**What this task involves**
Could every line of the data be printed exactly as it reads?

Extracted records:
-------------------------

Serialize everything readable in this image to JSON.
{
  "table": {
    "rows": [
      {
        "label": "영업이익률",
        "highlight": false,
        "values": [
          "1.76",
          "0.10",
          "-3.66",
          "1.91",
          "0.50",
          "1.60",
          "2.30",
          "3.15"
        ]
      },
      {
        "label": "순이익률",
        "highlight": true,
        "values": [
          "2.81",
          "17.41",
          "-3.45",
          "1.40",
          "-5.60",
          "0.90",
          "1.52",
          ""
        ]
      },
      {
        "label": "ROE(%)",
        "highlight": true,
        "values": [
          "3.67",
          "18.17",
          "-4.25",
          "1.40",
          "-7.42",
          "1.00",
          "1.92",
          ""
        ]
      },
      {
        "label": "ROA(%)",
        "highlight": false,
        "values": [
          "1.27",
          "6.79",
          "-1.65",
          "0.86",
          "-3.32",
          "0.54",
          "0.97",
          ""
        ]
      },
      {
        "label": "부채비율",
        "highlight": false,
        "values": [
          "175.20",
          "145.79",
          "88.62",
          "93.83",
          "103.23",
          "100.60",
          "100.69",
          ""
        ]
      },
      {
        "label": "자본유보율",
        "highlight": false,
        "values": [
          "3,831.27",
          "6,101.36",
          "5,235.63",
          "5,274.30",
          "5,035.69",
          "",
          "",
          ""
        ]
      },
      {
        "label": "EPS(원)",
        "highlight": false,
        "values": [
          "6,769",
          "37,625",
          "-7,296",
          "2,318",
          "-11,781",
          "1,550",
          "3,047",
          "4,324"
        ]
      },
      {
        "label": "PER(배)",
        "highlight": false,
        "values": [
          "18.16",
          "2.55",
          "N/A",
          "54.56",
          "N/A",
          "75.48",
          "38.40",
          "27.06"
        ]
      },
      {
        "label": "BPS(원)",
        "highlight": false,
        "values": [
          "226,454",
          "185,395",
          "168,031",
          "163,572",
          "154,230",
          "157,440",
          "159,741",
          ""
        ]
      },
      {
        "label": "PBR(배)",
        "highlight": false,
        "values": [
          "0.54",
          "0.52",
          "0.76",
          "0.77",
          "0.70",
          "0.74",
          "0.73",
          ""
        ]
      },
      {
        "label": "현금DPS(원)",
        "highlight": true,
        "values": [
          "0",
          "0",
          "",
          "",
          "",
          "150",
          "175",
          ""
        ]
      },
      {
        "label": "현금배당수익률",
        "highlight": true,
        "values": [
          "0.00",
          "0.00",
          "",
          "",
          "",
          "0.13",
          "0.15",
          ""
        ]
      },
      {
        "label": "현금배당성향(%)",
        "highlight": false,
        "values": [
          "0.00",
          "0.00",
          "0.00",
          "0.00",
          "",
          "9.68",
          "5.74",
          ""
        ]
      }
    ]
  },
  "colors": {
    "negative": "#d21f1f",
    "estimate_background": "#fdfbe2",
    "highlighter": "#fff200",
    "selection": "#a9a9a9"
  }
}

-------------------------

**Exercise answer**
Serialize everything readable in this image to JSON.
{
  "table": {
    "rows": [
      {
        "label": "영업이익률",
        "highlight": false,
        "values": [
          "1.76",
          "0.10",
          "-3.66",
          "1.91",
          "0.50",
          "1.60",
          "2.30",
          "3.15"
        ]
      },
      {
        "label": "순이익률",
        "highlight": true,
        "values": [
          "2.81",
          "17.41",
          "-3.45",
          "1.40",
          "-5.60",
          "0.90",
          "1.52",
          ""
        ]
      },
      {
        "label": "ROE(%)",
        "highlight": true,
        "values": [
          "3.67",
          "18.17",
          "-4.25",
          "1.40",
          "-7.42",
          "1.00",
          "1.92",
          ""
        ]
      },
      {
        "label": "ROA(%)",
        "highlight": false,
        "values": [
          "1.27",
          "6.79",
          "-1.65",
          "0.86",
          "-3.32",
          "0.54",
          "0.97",
          ""
        ]
      },
      {
        "label": "부채비율",
        "highlight": false,
        "values": [
          "175.20",
          "145.79",
          "88.62",
          "93.83",
          "103.23",
          "100.60",
          "100.69",
          ""
        ]
      },
      {
        "label": "자본유보율",
        "highlight": false,
        "values": [
          "3,831.27",
          "6,101.36",
          "5,235.63",
          "5,274.30",
          "5,035.69",
          "",
          "",
          ""
        ]
      },
      {
        "label": "EPS(원)",
        "highlight": false,
        "values": [
          "6,769",
          "37,625",
          "-7,296",
          "2,318",
          "-11,781",
          "1,550",
          "3,047",
          "4,324"
        ]
      },
      {
        "label": "PER(배)",
        "highlight": false,
        "values": [
          "18.16",
          "2.55",
          "N/A",
          "54.56",
          "N/A",
          "75.48",
          "38.40",
          "27.06"
        ]
      },
      {
        "label": "BPS(원)",
        "highlight": false,
        "values": [
          "226,454",
          "185,395",
          "168,031",
          "163,572",
          "154,230",
          "157,440",
          "159,741",
          ""
        ]
      },
      {
        "label": "PBR(배)",
        "highlight": false,
        "values": [
          "0.54",
          "0.52",
          "0.76",
          "0.77",
          "0.70",
          "0.74",
          "0.73",
          ""
        ]
      },
      {
        "label": "현금DPS(원)",
        "highlight": true,
        "values": [
          "0",
          "0",
          "",
          "",
          "",
          "150",
          "175",
          ""
        ]
      },
      {
        "label": "현금배당수익률",
        "highlight": true,
        "values": [
          "0.00",
          "0.00",
          "",
          "",
          "",
          "0.13",
          "0.15",
          ""
        ]
      },
      {
        "label": "현금배당성향(%)",
        "highlight": false,
        "values": [
          "0.00",
          "0.00",
          "0.00",
          "0.00",
          "",
          "9.68",
          "5.74",
          ""
        ]
      }
    ]
  },
  "colors": {
    "negative": "#d21f1f",
    "estimate_background": "#fdfbe2",
    "highlighter": "#fff200",
    "selection": "#a9a9a9"
  }
}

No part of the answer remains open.